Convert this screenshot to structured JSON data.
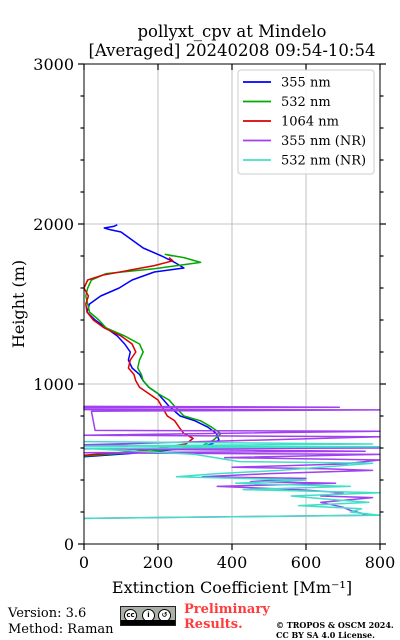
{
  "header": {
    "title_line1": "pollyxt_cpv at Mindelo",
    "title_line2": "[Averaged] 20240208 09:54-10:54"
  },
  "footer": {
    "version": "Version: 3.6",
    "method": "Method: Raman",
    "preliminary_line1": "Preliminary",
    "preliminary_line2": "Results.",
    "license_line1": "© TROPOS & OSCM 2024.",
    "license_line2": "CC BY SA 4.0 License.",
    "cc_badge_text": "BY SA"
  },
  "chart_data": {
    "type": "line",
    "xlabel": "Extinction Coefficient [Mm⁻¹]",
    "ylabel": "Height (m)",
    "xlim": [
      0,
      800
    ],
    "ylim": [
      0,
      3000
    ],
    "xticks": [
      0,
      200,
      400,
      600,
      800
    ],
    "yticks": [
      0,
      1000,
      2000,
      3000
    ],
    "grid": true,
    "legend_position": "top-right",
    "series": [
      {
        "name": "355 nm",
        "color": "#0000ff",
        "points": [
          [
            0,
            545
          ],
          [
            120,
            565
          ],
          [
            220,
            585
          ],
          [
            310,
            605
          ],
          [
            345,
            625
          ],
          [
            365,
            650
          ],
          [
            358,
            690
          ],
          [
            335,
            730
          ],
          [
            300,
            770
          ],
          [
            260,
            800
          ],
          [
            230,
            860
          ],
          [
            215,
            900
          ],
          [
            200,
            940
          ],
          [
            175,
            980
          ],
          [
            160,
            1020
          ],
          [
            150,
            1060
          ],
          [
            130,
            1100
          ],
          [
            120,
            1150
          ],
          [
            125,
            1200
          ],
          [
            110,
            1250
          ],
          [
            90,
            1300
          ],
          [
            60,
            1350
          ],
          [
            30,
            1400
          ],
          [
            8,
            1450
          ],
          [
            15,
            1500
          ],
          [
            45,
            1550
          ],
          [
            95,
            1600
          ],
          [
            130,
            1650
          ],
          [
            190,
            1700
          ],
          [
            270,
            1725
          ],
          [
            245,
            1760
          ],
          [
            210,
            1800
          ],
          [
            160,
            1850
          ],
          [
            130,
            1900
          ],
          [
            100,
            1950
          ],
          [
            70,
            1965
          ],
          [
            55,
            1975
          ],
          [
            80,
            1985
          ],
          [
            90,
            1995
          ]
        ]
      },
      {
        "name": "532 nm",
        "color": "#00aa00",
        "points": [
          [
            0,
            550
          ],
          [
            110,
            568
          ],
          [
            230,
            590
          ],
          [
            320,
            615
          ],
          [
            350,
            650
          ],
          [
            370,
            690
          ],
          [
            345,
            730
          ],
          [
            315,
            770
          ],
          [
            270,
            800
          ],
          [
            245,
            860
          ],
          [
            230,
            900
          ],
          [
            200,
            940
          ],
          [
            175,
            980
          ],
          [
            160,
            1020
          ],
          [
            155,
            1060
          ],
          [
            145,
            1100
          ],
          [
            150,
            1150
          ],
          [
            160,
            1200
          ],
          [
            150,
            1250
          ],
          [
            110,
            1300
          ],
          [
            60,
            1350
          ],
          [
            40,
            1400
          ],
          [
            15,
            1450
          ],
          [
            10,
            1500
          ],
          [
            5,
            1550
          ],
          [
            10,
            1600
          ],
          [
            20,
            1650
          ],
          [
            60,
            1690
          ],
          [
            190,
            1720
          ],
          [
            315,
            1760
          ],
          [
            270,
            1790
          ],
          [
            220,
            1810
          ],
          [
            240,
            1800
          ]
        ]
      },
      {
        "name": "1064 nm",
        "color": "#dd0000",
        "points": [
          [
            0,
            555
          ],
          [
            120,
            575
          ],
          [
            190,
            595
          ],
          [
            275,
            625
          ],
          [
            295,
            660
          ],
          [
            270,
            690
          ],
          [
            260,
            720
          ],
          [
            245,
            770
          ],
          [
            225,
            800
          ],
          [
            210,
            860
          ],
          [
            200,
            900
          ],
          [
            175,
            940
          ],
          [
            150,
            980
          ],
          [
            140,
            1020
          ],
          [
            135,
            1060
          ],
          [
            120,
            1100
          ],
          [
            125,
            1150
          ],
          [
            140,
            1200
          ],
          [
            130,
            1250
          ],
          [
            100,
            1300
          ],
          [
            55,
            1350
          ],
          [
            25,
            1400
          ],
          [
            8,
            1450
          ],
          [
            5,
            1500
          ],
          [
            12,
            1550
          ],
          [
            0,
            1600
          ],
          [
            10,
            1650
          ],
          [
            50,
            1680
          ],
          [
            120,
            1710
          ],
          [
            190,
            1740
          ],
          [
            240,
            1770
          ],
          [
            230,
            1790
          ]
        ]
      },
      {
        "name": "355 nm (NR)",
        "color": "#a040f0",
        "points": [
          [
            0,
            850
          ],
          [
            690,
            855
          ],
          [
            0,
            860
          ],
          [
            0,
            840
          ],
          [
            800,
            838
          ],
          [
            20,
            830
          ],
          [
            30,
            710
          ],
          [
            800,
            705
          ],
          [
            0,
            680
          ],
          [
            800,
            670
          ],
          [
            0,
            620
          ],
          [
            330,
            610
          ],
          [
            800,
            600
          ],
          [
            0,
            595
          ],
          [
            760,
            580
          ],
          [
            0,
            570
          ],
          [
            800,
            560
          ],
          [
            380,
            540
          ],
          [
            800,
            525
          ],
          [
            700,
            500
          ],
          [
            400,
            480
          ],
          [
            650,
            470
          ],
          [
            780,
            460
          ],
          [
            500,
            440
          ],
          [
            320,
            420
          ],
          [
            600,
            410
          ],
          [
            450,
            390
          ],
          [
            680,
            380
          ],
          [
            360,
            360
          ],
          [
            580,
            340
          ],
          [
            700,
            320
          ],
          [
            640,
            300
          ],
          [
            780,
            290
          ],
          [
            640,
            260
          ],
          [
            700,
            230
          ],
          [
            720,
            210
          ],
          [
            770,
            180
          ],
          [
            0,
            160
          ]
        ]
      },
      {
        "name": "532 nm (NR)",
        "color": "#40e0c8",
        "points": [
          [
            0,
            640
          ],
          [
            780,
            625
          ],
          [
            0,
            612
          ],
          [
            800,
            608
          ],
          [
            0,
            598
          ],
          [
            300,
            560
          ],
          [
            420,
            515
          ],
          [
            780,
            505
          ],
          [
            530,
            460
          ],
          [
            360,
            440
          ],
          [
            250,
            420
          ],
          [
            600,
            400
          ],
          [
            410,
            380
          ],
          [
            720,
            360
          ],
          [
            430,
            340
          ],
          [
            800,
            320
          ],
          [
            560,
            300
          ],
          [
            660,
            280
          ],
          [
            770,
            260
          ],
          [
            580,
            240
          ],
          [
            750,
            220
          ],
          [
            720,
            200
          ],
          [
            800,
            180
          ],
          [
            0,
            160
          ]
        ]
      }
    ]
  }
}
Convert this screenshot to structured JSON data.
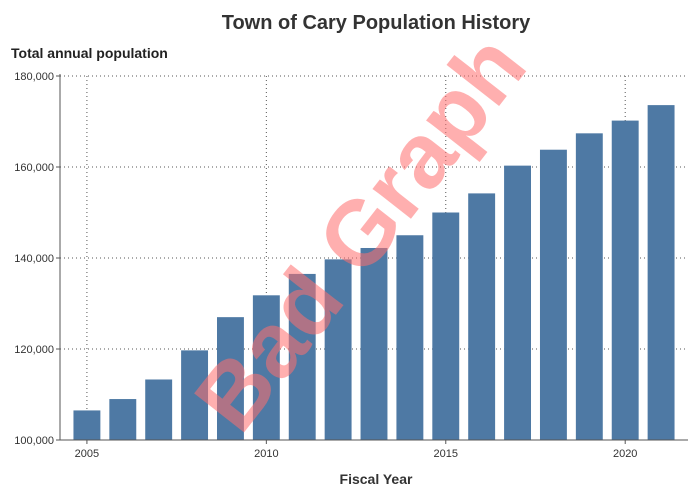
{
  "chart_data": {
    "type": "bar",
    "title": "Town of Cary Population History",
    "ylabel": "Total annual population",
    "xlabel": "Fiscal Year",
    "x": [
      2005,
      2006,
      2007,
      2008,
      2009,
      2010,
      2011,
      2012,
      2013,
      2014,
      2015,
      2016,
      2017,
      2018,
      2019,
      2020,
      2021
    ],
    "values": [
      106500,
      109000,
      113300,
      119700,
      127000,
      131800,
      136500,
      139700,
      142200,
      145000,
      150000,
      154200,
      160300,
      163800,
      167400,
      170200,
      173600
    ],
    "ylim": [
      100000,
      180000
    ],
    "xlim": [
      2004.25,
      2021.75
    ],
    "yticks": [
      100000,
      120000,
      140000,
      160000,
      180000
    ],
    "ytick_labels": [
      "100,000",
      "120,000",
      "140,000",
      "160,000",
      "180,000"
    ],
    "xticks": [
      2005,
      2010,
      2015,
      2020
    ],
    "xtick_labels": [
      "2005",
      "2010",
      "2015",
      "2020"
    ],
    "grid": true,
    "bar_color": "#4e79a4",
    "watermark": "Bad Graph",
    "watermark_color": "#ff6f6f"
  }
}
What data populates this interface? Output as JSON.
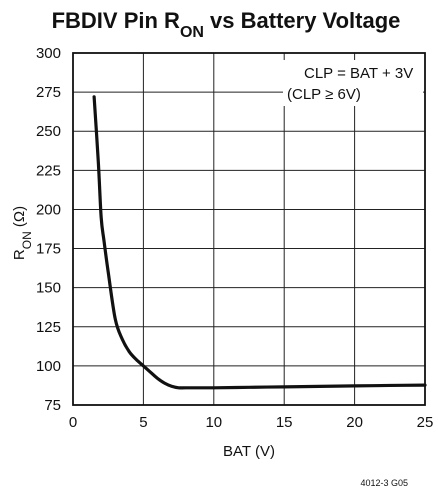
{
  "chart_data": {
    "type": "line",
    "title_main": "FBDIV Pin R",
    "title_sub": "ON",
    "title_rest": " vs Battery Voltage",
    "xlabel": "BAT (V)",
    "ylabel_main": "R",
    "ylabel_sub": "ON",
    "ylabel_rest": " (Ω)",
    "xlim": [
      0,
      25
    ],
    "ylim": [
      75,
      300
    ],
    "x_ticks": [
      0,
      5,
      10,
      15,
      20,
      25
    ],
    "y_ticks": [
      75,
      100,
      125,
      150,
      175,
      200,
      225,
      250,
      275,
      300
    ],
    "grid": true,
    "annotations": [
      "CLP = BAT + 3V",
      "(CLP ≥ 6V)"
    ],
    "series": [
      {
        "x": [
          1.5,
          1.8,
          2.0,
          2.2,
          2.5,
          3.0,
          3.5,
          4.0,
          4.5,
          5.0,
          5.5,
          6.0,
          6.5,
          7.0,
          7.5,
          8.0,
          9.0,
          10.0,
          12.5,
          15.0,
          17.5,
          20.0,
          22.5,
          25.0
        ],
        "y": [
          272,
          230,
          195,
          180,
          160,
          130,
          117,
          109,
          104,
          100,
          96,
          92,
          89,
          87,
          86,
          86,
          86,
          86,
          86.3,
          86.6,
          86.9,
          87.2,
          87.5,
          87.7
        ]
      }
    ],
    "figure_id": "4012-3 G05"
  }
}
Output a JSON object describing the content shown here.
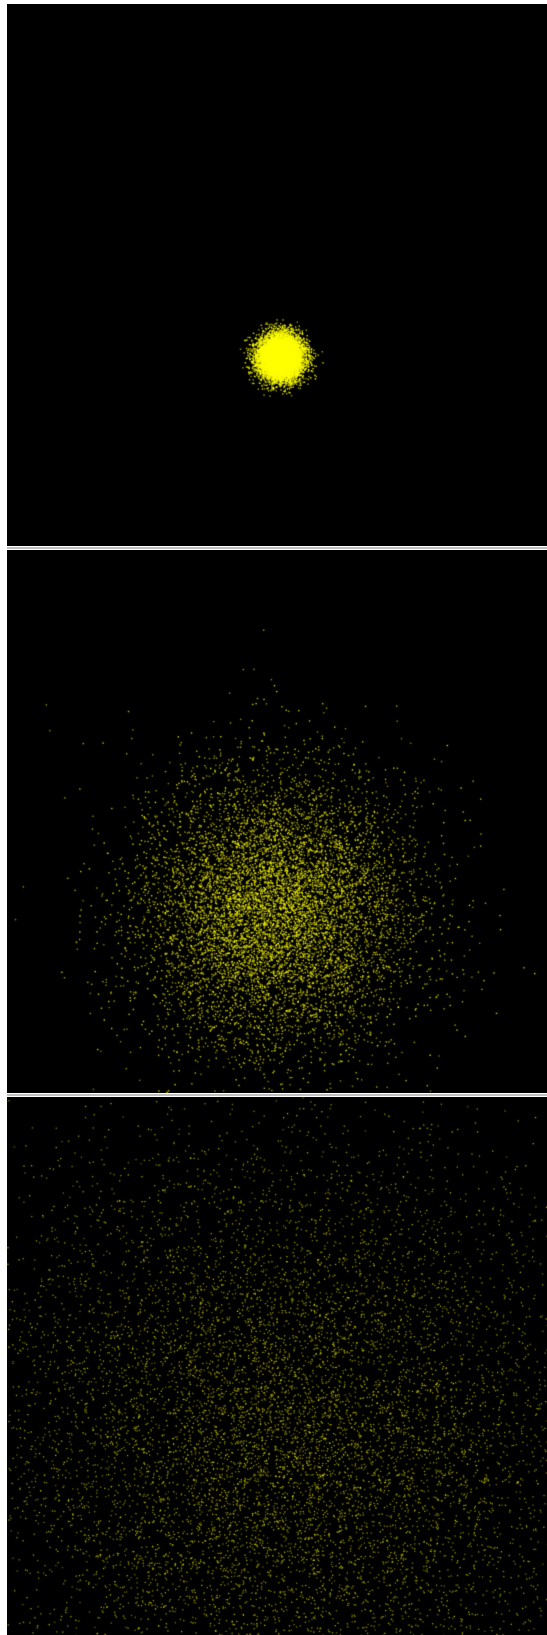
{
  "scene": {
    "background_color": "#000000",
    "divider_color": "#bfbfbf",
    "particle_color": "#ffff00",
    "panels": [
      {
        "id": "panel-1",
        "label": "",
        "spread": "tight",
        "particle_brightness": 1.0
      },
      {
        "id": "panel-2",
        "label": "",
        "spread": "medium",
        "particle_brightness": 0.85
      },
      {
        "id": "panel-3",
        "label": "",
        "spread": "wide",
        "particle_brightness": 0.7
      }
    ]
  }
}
--------------------------------
--- Problem details ---
Search the entries for the string "name" and collect each line that has it.

--- Exercise result ---
        "name": "355 nm",
        "name": "532 nm",
        "name": "1064 nm",
        "name": "355 nm (NR)",
        "name": "532 nm (NR)",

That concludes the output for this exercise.